ИСХОДНЫЙ ОТРЫВОК
----
В греческом эпосе эта ступень еще не была достигнута, но уже можно заметить некоторые признаки приближения к ней. Боги «Илиады» прежде всего озабочены защитой своего достоинства, тиме. Легкомысленная речь о боге, пренебрежение его культом, оскорбление его жреца — все это, разумеется, вызывает в нем гнев; в культуре стыда боги, как и люди, легко раздражаются из-за неуважения к себе. Лжесвидетельство проходит под той же рубрикой: боги не имеют ничего против откровенной лжи, но выходят из себя, когда их именами клянутся всуе. Однако то здесь, то там мы встречаем намеки на нечто большее. Оскорбление родителей, например, является столь тяжким преступлением, что требует особого разбирательства: подобные случаи вынуждены рассматривать подземные силы.15 Один раз говорится, что Зевс разгневался на людей, которые вершат неправедный суд.16 Но это я считаю отражением более поздних времен; в поэме данный эпизод, как бы по недосмотру, столь обычному у Гомера, плавно переходит в сравнение.17 Ибо трудно найти в «Илиаде» свидетельства того, что Зевс озабочен справедливостью как таковой.18
В «Одиссее» же его интересы значительно шире: он не только защищает просителей 19 (которые в «Илиаде» лишены подобной привилегии), но и «нам Зевес посылает // Нищих и странников»;20 по существу, подразумевается гесиодовский мститель за бедных и обездоленных. Более того, Зевс «Одиссеи» становится чутким к критике: люди, недовольно говорит он, всегда находят ошибки у богов. «Странно, как смертные люди за все нас, богов, обвиняют! // Зло от нас, утверждают они; но не сами ли часто // Гибель, судьбе вопреки, на себя навлекают безумством?»21 Помещенная в самом начале поэмы, эта ремарка звучит, как говорят немцы, «программно». И программа действительно осуществляется. Неблагие деяния женихов влекут за собой гибель,22 тогда как Одиссей, чуткий к предостережениям божеств, празднует победу против превосходящих сил: существование божественной справедливости доказано.
----
ЗАДАНИЯ
• A. Чем, согласно отрывку, прежде всего озабочены боги «Илиады»?
• B. Перепиши строки ниже, начиная с первой и заканчивая строкой, где стоит «header-group-7-10: Выход, гр.», и замени в них «пятница» на «суббота», ничего больше не меняя.
----
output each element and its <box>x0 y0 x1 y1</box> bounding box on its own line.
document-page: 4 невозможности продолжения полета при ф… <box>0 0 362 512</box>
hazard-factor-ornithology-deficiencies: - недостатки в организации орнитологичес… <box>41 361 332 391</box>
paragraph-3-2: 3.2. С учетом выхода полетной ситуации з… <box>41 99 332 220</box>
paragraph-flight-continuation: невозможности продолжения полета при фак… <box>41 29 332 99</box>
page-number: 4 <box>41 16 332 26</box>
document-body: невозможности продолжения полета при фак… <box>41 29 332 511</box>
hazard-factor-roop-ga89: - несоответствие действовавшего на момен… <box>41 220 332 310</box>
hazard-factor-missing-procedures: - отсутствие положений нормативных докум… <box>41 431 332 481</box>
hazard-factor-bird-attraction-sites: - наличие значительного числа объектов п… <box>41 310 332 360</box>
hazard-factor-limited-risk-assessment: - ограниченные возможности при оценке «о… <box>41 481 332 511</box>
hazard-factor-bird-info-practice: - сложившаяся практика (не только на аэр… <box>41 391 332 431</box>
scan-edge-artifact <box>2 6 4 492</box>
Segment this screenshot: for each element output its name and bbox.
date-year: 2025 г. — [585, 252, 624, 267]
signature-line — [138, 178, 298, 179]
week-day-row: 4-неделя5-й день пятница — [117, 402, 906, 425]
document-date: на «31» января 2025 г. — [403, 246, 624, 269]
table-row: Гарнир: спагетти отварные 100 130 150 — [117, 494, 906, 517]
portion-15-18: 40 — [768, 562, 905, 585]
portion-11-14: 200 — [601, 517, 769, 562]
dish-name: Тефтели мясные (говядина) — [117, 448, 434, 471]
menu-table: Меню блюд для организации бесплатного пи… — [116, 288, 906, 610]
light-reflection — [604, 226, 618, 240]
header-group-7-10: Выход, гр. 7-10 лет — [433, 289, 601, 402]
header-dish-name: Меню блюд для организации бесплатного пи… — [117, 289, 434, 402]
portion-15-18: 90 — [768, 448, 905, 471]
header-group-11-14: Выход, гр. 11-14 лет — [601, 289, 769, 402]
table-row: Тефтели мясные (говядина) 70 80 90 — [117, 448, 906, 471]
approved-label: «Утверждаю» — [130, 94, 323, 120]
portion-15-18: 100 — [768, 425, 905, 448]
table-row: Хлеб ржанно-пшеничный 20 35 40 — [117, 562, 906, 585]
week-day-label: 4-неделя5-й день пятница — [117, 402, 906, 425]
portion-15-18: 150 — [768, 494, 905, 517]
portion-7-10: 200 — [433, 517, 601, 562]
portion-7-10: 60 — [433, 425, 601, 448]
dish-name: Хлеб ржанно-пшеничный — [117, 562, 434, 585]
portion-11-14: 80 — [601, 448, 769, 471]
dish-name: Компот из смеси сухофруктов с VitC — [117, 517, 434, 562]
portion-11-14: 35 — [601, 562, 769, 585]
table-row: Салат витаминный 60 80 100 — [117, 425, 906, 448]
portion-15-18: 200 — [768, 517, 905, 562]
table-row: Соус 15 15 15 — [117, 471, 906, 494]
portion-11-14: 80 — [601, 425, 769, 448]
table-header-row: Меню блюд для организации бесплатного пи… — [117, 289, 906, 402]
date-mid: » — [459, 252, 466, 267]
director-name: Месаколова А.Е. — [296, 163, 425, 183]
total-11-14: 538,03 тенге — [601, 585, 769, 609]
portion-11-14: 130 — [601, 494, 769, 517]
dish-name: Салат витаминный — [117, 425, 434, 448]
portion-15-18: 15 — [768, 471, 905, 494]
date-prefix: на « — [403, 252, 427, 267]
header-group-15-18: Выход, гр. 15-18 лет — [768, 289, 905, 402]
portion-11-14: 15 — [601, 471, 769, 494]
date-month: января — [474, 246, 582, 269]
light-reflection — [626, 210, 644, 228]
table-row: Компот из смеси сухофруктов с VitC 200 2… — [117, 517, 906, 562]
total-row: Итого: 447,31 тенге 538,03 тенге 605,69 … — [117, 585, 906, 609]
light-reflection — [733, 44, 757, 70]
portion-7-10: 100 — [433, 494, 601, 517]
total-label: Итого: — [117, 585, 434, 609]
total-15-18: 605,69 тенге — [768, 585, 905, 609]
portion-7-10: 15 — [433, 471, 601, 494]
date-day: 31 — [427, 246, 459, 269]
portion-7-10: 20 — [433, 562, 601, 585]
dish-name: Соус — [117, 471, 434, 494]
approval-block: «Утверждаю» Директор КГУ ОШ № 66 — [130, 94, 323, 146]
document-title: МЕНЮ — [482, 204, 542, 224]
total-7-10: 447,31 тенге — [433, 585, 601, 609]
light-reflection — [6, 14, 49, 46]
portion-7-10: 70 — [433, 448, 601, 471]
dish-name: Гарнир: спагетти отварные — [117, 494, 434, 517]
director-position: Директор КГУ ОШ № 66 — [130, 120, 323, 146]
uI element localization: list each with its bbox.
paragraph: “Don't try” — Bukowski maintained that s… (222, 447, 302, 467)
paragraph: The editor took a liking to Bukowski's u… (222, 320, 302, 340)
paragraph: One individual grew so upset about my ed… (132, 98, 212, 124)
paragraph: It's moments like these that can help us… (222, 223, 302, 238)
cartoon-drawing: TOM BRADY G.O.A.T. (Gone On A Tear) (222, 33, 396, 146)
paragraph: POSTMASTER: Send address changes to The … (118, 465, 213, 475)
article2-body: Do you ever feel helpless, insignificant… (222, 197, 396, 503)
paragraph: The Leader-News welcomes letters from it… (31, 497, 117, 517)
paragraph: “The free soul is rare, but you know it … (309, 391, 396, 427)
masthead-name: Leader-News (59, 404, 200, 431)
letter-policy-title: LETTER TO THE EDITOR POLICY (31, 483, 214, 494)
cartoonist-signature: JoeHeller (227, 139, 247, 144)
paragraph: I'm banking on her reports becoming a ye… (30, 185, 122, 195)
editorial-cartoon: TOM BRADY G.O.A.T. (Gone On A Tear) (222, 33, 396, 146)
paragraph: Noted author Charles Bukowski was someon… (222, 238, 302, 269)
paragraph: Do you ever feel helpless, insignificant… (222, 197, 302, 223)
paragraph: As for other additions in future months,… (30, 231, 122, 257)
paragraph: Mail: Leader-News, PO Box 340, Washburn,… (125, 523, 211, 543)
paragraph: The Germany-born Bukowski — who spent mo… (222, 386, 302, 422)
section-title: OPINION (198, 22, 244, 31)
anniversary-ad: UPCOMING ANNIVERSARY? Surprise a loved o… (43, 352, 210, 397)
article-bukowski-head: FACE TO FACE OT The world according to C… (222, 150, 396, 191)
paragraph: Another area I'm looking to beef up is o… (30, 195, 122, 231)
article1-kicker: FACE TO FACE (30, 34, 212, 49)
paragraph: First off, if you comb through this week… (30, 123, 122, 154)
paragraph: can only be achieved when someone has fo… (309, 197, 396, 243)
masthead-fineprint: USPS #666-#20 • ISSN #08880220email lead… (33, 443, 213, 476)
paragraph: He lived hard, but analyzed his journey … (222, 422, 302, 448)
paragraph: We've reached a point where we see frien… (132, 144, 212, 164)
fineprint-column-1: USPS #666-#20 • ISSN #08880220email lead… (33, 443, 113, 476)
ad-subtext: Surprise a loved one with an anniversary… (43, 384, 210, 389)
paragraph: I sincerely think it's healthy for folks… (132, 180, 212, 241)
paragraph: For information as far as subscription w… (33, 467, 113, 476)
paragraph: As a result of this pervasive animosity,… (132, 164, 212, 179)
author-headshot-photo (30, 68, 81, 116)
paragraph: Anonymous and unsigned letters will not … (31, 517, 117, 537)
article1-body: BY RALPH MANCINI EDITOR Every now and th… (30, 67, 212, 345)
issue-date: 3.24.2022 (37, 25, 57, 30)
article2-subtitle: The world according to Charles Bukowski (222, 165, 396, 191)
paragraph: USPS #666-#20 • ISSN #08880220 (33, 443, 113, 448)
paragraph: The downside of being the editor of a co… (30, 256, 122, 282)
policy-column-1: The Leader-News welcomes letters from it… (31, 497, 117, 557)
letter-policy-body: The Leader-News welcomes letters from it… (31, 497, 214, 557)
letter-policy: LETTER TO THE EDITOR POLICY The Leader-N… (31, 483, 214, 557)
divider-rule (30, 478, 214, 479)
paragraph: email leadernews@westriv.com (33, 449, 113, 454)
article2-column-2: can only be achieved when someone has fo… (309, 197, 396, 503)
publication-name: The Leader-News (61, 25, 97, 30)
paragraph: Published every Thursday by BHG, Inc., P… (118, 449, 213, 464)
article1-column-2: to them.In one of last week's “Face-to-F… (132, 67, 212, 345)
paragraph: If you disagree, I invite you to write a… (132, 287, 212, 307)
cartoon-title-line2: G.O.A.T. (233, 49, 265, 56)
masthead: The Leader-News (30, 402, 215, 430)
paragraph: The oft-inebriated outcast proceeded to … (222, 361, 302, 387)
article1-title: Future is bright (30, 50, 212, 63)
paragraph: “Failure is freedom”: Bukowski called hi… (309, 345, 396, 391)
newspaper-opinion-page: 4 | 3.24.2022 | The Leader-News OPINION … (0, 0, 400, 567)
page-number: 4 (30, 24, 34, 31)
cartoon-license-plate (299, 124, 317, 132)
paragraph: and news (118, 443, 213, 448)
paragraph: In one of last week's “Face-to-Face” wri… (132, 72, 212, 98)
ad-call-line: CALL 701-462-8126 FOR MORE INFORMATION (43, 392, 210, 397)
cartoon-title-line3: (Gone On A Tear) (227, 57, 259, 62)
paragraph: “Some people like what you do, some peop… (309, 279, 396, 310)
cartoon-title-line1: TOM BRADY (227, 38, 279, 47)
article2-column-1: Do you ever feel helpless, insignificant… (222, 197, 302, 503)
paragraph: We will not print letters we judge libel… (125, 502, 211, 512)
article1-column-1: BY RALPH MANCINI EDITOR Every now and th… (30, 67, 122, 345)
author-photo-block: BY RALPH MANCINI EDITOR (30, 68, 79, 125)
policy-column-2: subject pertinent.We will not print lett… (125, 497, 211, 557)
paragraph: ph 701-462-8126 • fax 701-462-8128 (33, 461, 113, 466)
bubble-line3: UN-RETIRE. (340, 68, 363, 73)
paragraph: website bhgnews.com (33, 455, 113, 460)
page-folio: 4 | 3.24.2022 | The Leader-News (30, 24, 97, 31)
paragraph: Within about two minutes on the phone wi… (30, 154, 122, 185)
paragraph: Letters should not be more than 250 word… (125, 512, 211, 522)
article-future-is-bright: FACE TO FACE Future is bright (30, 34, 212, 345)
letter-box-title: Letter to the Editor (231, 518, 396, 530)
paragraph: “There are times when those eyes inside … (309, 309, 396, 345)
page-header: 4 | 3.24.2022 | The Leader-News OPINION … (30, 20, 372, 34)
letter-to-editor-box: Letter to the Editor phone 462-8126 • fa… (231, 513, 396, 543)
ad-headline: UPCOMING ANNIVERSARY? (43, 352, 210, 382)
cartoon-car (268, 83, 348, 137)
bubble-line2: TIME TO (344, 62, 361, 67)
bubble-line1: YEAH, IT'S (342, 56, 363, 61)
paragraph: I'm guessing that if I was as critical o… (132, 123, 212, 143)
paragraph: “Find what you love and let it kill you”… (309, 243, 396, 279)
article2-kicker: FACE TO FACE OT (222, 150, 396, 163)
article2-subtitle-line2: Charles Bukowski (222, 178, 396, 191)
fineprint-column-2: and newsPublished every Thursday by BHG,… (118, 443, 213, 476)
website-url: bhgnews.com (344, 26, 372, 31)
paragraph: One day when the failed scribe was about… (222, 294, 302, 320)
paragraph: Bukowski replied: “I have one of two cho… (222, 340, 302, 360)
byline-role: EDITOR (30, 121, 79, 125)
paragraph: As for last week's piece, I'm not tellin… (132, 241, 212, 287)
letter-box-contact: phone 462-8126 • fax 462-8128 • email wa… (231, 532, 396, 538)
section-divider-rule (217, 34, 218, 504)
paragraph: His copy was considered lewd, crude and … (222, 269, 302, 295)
----
ОТВЕТЫ ПО ЗАДАНИЯМ
• A. Защитой своего достоинства, тиме.

• B.
output each element and its <box>x0 y0 x1 y1</box> bounding box on its own line.
document-page: 4 невозможности продолжения полета при ф… <box>0 0 362 512</box>
hazard-factor-ornithology-deficiencies: - недостатки в организации орнитологичес… <box>41 361 332 391</box>
paragraph-3-2: 3.2. С учетом выхода полетной ситуации з… <box>41 99 332 220</box>
paragraph-flight-continuation: невозможности продолжения полета при фак… <box>41 29 332 99</box>
page-number: 4 <box>41 16 332 26</box>
document-body: невозможности продолжения полета при фак… <box>41 29 332 511</box>
hazard-factor-roop-ga89: - несоответствие действовавшего на момен… <box>41 220 332 310</box>
hazard-factor-missing-procedures: - отсутствие положений нормативных докум… <box>41 431 332 481</box>
hazard-factor-bird-attraction-sites: - наличие значительного числа объектов п… <box>41 310 332 360</box>
hazard-factor-limited-risk-assessment: - ограниченные возможности при оценке «о… <box>41 481 332 511</box>
hazard-factor-bird-info-practice: - сложившаяся практика (не только на аэр… <box>41 391 332 431</box>
scan-edge-artifact <box>2 6 4 492</box>
Segment this screenshot: for each element output its name and bbox.
date-year: 2025 г. — [585, 252, 624, 267]
signature-line — [138, 178, 298, 179]
week-day-row: 4-неделя5-й день суббота — [117, 402, 906, 425]
document-date: на «31» января 2025 г. — [403, 246, 624, 269]
table-row: Гарнир: спагетти отварные 100 130 150 — [117, 494, 906, 517]
portion-15-18: 40 — [768, 562, 905, 585]
portion-11-14: 200 — [601, 517, 769, 562]
dish-name: Тефтели мясные (говядина) — [117, 448, 434, 471]
menu-table: Меню блюд для организации бесплатного пи… — [116, 288, 906, 610]
light-reflection — [604, 226, 618, 240]
header-group-7-10: Выход, гр. 7-10 лет — [433, 289, 601, 402]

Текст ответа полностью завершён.